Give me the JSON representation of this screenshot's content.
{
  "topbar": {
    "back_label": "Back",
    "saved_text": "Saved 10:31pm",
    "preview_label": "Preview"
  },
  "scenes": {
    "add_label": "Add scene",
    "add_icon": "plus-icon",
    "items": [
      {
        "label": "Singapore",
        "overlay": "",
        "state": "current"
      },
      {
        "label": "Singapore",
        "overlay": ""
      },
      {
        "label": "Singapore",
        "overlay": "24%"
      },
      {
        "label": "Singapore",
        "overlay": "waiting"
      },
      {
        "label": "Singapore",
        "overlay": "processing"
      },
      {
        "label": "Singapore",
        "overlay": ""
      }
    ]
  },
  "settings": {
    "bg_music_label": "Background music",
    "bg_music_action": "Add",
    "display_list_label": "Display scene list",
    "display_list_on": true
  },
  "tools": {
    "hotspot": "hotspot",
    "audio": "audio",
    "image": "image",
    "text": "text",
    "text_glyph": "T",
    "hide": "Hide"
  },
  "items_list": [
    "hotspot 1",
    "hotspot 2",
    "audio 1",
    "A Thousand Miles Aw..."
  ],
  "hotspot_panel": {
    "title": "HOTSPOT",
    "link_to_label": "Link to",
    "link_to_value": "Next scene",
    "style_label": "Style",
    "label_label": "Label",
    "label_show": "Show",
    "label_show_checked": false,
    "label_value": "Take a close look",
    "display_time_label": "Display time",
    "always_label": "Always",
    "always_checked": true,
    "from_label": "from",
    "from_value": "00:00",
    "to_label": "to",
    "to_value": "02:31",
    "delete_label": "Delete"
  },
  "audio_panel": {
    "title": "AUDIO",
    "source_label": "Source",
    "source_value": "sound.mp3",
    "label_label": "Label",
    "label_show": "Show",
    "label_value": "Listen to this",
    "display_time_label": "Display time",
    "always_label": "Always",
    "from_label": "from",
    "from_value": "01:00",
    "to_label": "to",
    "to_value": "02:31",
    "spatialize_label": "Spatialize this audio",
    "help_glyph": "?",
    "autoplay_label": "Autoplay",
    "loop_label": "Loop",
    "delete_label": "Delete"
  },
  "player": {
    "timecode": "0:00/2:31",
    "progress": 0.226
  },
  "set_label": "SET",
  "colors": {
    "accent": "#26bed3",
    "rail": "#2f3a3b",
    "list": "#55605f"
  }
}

==========

Return all the data above once more, precisely as given.

> _SOLUTION FOR THIS PROBLEM_
Give me the JSON representation of this screenshot's content.
{
  "topbar": {
    "back_label": "Back",
    "saved_text": "Saved 10:31pm",
    "preview_label": "Preview"
  },
  "scenes": {
    "add_label": "Add scene",
    "add_icon": "plus-icon",
    "items": [
      {
        "label": "Singapore",
        "overlay": "",
        "state": "current"
      },
      {
        "label": "Singapore",
        "overlay": ""
      },
      {
        "label": "Singapore",
        "overlay": "24%"
      },
      {
        "label": "Singapore",
        "overlay": "waiting"
      },
      {
        "label": "Singapore",
        "overlay": "processing"
      },
      {
        "label": "Singapore",
        "overlay": ""
      }
    ]
  },
  "settings": {
    "bg_music_label": "Background music",
    "bg_music_action": "Add",
    "display_list_label": "Display scene list",
    "display_list_on": true
  },
  "tools": {
    "hotspot": "hotspot",
    "audio": "audio",
    "image": "image",
    "text": "text",
    "text_glyph": "T",
    "hide": "Hide"
  },
  "items_list": [
    "hotspot 1",
    "hotspot 2",
    "audio 1",
    "A Thousand Miles Aw..."
  ],
  "hotspot_panel": {
    "title": "HOTSPOT",
    "link_to_label": "Link to",
    "link_to_value": "Next scene",
    "style_label": "Style",
    "label_label": "Label",
    "label_show": "Show",
    "label_show_checked": false,
    "label_value": "Take a close look",
    "display_time_label": "Display time",
    "always_label": "Always",
    "always_checked": true,
    "from_label": "from",
    "from_value": "00:00",
    "to_label": "to",
    "to_value": "02:31",
    "delete_label": "Delete"
  },
  "audio_panel": {
    "title": "AUDIO",
    "source_label": "Source",
    "source_value": "sound.mp3",
    "label_label": "Label",
    "label_show": "Show",
    "label_value": "Listen to this",
    "display_time_label": "Display time",
    "always_label": "Always",
    "from_label": "from",
    "from_value": "01:00",
    "to_label": "to",
    "to_value": "02:31",
    "spatialize_label": "Spatialize this audio",
    "help_glyph": "?",
    "autoplay_label": "Autoplay",
    "loop_label": "Loop",
    "delete_label": "Delete"
  },
  "player": {
    "timecode": "0:00/2:31",
    "progress": 0.226
  },
  "set_label": "SET",
  "colors": {
    "accent": "#26bed3",
    "rail": "#2f3a3b",
    "list": "#55605f"
  }
}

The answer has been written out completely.